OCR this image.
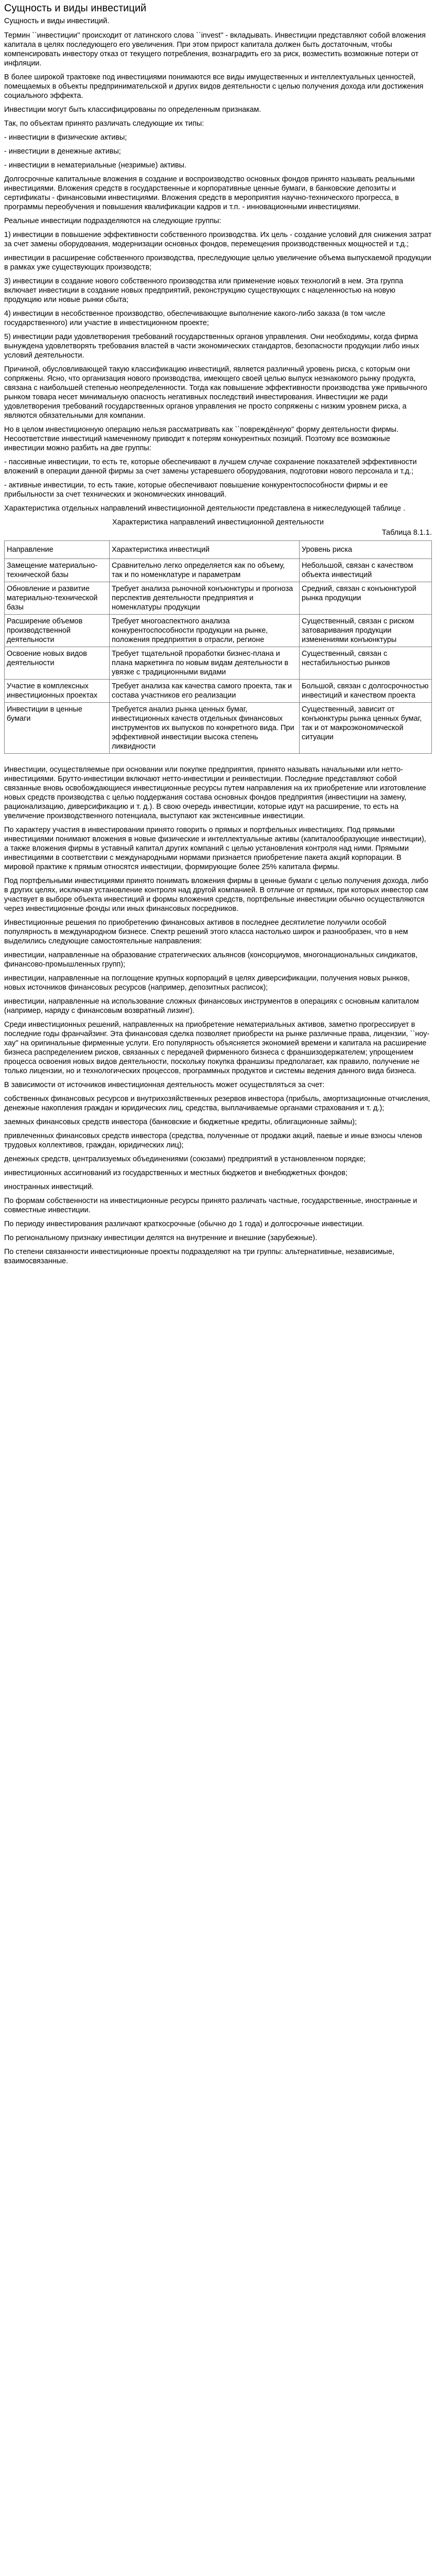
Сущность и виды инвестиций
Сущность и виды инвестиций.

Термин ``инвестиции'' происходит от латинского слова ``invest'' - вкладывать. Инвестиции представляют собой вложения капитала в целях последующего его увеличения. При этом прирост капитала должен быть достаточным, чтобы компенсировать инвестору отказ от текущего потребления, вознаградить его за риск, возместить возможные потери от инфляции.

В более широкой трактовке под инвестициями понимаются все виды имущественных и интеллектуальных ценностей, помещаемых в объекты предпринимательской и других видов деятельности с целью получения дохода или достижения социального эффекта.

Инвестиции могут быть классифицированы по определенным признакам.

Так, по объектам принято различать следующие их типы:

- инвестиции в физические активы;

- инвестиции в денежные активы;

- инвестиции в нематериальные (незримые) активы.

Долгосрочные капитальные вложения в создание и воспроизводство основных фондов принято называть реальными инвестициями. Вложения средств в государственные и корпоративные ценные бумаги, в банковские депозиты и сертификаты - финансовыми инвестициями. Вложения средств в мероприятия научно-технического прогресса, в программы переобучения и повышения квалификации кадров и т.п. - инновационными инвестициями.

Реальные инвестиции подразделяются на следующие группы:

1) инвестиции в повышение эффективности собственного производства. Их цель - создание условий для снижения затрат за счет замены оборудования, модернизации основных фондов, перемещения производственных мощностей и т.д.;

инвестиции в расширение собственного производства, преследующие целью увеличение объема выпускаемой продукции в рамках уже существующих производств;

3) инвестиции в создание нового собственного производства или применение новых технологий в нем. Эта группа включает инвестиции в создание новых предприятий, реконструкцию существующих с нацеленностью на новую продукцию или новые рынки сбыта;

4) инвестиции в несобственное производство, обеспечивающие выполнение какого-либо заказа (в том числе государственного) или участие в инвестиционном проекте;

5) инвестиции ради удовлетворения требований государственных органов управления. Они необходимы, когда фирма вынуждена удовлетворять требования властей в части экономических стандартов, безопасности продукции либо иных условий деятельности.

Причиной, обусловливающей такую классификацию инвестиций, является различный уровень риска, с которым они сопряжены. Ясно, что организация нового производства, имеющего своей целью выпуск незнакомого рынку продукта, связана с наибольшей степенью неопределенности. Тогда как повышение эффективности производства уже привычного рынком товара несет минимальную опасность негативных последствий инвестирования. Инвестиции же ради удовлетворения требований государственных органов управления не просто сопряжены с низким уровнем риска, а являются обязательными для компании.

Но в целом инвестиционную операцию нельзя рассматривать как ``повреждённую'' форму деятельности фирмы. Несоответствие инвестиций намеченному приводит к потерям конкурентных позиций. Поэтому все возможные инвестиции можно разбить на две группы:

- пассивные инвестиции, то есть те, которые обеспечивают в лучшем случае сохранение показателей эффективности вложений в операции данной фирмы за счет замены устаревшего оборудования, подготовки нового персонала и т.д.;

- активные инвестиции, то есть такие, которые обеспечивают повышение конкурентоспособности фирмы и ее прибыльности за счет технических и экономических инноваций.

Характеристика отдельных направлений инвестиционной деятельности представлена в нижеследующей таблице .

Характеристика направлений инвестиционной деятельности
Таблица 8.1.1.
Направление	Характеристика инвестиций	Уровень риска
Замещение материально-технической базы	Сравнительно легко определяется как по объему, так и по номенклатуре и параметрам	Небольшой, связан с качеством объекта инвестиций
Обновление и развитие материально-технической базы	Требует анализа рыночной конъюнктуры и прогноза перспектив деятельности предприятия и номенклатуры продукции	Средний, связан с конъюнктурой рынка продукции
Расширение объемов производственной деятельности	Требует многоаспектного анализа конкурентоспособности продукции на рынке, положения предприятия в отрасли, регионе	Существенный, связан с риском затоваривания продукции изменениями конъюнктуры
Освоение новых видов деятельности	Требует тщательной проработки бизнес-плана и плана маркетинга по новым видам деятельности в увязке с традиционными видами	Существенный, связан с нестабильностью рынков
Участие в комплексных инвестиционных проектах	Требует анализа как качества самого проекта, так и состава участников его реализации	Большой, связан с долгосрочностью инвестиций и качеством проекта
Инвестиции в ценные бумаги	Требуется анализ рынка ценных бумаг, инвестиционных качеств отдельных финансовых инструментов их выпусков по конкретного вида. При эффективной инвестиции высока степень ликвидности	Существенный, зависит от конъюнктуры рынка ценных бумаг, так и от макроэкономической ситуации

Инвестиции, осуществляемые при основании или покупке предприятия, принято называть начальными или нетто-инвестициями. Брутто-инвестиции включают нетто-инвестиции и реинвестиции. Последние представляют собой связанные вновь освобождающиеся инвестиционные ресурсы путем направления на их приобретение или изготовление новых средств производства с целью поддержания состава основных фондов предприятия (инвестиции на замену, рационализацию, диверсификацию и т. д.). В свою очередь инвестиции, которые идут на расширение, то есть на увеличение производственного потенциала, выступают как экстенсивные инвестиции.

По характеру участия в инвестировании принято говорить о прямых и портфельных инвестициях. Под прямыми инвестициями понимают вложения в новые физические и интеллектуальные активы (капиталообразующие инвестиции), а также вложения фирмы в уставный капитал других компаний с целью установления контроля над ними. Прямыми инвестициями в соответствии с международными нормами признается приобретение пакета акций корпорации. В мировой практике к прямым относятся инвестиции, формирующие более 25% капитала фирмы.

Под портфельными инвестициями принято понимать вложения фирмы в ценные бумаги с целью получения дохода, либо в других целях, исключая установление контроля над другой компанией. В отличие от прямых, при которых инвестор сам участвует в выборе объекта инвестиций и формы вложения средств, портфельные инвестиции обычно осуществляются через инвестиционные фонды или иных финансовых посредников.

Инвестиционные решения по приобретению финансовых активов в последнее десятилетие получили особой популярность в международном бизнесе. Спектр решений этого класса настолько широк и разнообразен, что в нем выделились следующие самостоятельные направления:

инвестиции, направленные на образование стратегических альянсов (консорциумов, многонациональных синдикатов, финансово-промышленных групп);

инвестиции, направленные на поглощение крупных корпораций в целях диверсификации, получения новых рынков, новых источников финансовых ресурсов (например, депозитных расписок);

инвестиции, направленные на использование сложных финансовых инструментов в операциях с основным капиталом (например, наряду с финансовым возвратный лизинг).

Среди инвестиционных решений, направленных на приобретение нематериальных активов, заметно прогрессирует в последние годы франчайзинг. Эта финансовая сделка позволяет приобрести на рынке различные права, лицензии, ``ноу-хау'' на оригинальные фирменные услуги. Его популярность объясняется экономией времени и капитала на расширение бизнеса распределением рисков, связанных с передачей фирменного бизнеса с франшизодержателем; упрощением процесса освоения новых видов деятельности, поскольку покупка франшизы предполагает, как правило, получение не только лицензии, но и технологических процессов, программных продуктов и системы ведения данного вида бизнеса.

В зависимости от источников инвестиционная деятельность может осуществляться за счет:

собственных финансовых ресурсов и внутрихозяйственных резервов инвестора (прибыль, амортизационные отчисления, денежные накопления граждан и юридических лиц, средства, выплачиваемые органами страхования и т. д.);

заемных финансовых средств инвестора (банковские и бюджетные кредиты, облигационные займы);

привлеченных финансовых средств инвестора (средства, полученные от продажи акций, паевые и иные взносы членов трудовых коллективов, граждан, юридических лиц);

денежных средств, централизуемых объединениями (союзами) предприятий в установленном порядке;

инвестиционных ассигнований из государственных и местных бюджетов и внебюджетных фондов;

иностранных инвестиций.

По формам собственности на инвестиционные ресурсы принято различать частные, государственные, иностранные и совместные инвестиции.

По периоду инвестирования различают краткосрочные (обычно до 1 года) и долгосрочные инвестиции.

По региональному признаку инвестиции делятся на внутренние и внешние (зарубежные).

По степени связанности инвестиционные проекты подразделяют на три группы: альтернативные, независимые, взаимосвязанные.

--------

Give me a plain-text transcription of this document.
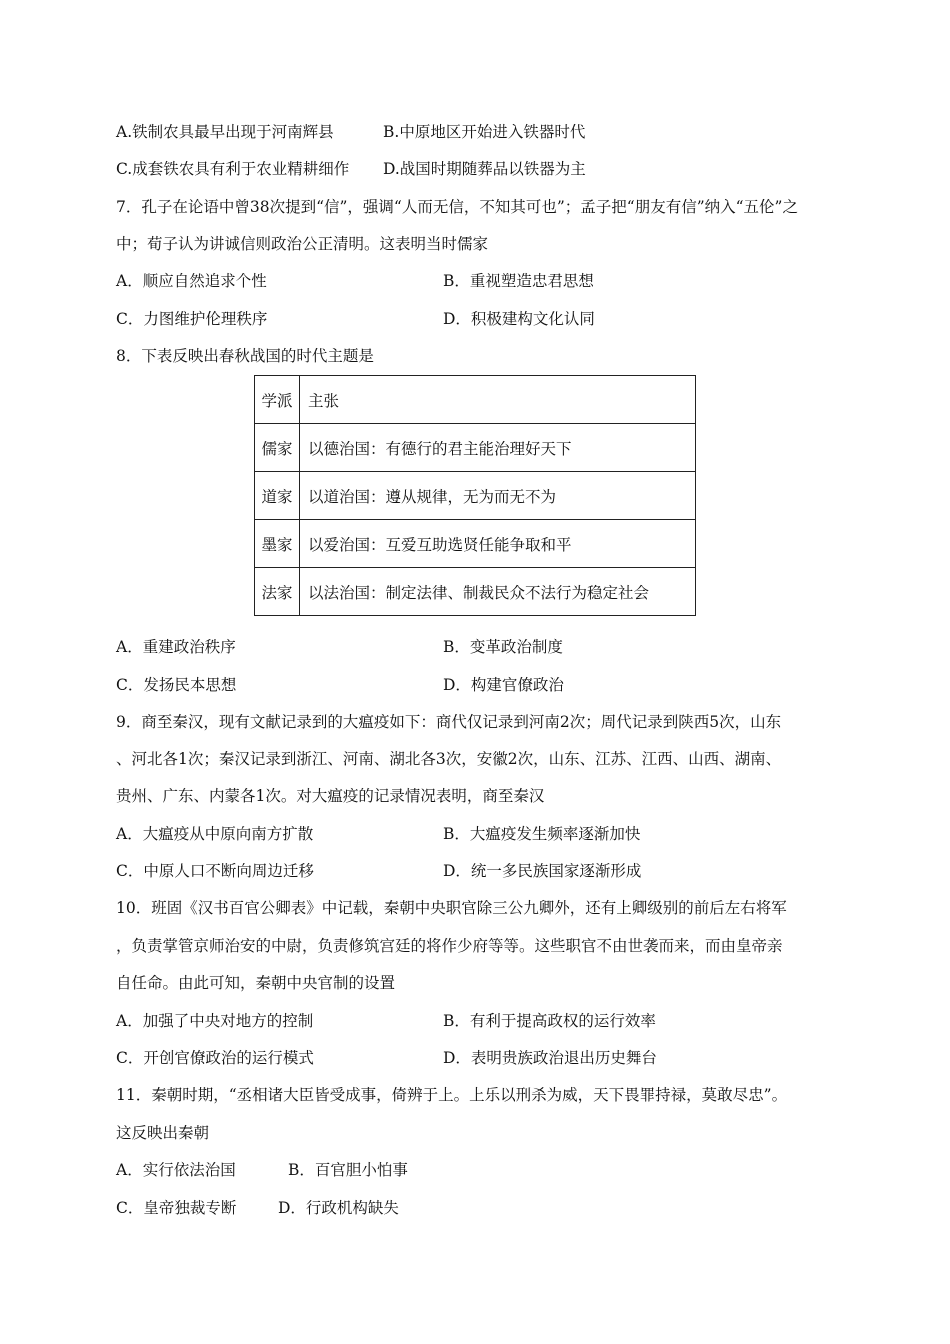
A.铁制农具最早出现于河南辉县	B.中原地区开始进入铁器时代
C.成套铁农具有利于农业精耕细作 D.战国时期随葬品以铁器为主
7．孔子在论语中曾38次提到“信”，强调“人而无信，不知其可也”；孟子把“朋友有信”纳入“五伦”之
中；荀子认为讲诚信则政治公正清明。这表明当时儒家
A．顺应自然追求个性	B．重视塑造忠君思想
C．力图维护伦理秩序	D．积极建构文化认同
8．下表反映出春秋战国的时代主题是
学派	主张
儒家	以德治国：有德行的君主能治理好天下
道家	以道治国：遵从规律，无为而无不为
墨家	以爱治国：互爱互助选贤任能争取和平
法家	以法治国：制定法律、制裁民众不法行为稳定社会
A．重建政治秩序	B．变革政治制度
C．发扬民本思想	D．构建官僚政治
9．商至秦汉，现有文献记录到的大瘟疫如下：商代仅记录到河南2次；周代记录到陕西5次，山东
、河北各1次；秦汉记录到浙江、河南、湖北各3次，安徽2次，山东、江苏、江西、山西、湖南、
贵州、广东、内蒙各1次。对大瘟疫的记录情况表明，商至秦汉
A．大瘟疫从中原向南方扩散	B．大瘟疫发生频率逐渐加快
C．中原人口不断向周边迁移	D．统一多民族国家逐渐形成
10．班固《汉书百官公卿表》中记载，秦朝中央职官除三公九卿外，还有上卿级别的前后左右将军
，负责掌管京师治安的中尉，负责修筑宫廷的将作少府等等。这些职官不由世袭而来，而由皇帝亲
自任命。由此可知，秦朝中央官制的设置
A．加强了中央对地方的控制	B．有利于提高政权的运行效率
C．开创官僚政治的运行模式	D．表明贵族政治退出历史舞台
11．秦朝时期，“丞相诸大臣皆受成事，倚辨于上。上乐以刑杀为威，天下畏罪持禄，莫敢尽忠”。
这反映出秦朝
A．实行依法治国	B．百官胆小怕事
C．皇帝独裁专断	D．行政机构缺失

--------

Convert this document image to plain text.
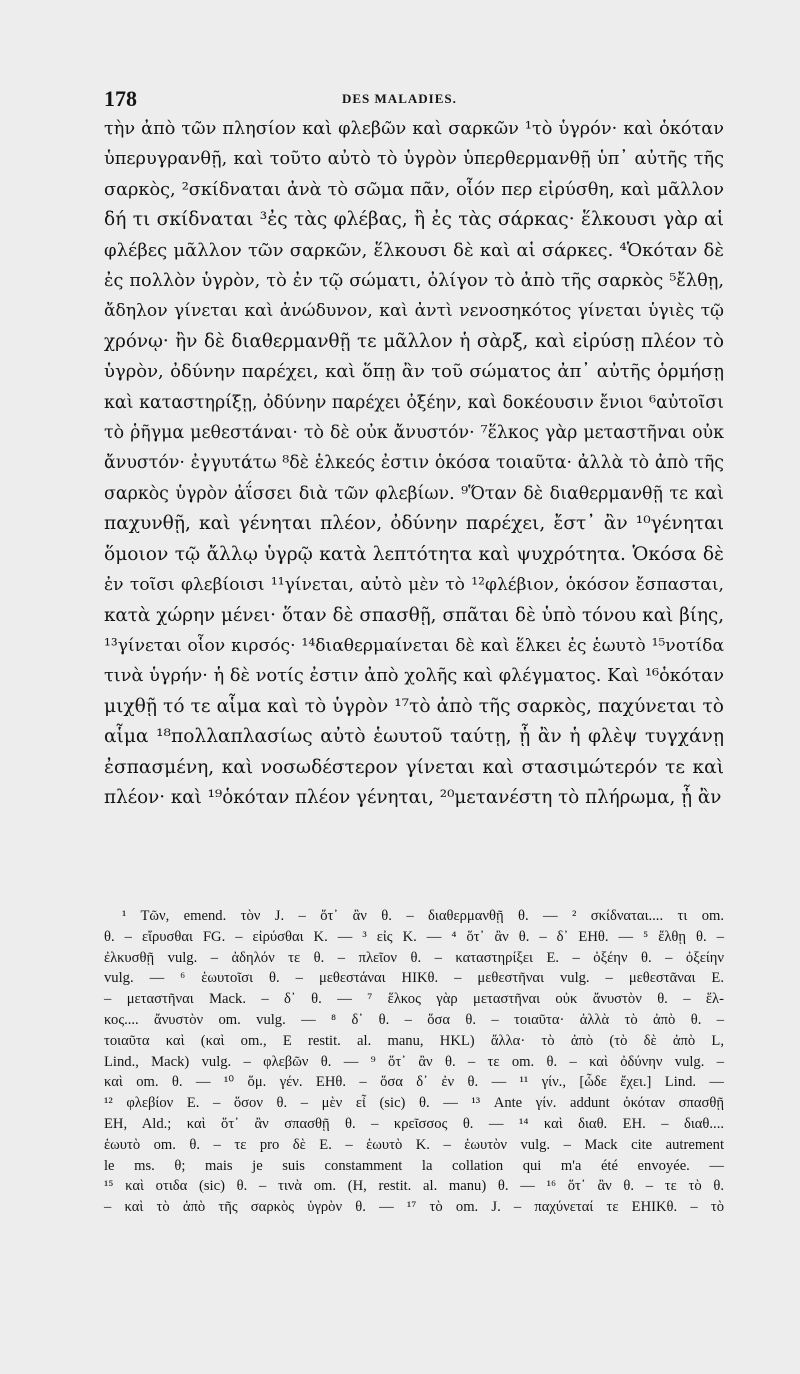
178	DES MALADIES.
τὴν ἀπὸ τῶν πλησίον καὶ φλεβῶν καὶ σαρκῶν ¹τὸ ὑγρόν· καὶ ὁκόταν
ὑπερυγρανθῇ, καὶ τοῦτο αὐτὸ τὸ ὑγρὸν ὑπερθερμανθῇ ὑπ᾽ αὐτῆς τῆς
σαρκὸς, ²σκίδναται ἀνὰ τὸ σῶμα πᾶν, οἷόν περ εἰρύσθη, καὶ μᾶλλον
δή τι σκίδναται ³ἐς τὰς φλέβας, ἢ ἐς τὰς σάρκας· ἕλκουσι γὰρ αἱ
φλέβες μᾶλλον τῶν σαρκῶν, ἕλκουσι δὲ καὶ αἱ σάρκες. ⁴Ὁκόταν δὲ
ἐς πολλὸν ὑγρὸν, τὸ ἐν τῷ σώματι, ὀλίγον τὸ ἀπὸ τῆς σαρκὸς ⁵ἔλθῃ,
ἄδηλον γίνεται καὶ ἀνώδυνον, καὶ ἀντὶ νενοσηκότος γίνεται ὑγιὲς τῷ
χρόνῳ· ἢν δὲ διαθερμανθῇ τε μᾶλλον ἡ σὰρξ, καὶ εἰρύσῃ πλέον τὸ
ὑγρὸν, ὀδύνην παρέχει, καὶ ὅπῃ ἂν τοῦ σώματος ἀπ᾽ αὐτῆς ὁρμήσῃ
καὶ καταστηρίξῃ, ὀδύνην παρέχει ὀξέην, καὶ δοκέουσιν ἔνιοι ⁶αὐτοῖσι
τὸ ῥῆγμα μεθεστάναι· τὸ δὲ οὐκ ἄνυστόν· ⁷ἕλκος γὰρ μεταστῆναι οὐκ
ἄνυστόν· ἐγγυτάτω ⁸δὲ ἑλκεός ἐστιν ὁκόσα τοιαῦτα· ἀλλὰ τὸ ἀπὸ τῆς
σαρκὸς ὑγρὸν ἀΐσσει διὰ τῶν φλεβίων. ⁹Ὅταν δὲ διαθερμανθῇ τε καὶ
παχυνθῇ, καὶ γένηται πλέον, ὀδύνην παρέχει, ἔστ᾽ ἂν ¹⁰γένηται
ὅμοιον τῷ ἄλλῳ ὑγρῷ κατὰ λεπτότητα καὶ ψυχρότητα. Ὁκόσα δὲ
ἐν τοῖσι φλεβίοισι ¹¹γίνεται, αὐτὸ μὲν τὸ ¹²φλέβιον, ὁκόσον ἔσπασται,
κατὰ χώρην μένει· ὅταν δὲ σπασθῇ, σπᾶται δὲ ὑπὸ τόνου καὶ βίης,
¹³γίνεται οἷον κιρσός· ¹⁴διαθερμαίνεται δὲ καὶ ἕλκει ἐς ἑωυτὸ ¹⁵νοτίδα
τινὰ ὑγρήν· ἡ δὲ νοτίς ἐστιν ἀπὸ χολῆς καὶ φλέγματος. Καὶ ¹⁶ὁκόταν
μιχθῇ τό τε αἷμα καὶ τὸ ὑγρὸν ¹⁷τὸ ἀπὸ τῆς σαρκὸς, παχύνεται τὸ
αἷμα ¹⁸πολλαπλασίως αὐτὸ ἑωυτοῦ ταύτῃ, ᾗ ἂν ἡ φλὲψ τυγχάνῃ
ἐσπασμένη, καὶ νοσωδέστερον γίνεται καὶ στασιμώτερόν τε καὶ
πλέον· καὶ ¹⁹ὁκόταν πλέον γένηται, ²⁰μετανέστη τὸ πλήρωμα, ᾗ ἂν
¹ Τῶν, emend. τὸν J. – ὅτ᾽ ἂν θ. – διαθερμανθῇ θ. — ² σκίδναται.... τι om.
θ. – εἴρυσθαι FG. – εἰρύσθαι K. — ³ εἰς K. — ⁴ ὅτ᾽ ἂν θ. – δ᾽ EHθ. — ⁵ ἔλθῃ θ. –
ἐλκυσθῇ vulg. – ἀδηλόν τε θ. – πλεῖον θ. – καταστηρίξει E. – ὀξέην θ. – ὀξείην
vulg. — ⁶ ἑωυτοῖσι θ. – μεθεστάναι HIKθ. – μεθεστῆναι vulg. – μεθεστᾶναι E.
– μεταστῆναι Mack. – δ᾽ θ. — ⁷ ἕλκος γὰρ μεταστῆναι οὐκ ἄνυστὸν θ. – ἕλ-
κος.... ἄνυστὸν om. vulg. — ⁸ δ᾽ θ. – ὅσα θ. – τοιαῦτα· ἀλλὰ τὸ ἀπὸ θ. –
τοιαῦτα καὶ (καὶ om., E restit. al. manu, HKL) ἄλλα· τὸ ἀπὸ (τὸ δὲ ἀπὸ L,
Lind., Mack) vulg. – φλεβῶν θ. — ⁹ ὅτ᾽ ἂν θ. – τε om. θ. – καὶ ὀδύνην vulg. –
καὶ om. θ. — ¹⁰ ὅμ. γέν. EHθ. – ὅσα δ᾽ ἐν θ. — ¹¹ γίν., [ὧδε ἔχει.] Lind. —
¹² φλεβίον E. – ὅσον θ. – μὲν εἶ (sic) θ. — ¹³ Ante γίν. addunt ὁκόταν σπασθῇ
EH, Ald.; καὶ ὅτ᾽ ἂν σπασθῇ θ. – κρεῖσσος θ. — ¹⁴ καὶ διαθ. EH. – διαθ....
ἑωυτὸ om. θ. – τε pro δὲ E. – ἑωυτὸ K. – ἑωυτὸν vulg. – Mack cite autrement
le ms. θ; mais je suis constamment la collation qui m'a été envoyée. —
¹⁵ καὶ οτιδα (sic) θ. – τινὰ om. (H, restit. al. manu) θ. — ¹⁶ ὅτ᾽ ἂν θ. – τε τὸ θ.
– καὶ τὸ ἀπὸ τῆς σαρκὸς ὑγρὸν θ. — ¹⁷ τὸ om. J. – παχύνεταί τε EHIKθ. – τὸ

--------

Task:
Using the records above, find and show each line with the string "конъюнктуры".

Task solution:
Обновление и развитие материально-технической базы	Требует анализа рыночной конъюнктуры и прогноза перспектив деятельности предприятия и номенклатуры продукции	Средний, связан с конъюнктурой рынка продукции
Расширение объемов производственной деятельности	Требует многоаспектного анализа конкурентоспособности продукции на рынке, положения предприятия в отрасли, регионе	Существенный, связан с риском затоваривания продукции изменениями конъюнктуры
Инвестиции в ценные бумаги	Требуется анализ рынка ценных бумаг, инвестиционных качеств отдельных финансовых инструментов их выпусков по конкретного вида. При эффективной инвестиции высока степень ликвидности	Существенный, зависит от конъюнктуры рынка ценных бумаг, так и от макроэкономической ситуации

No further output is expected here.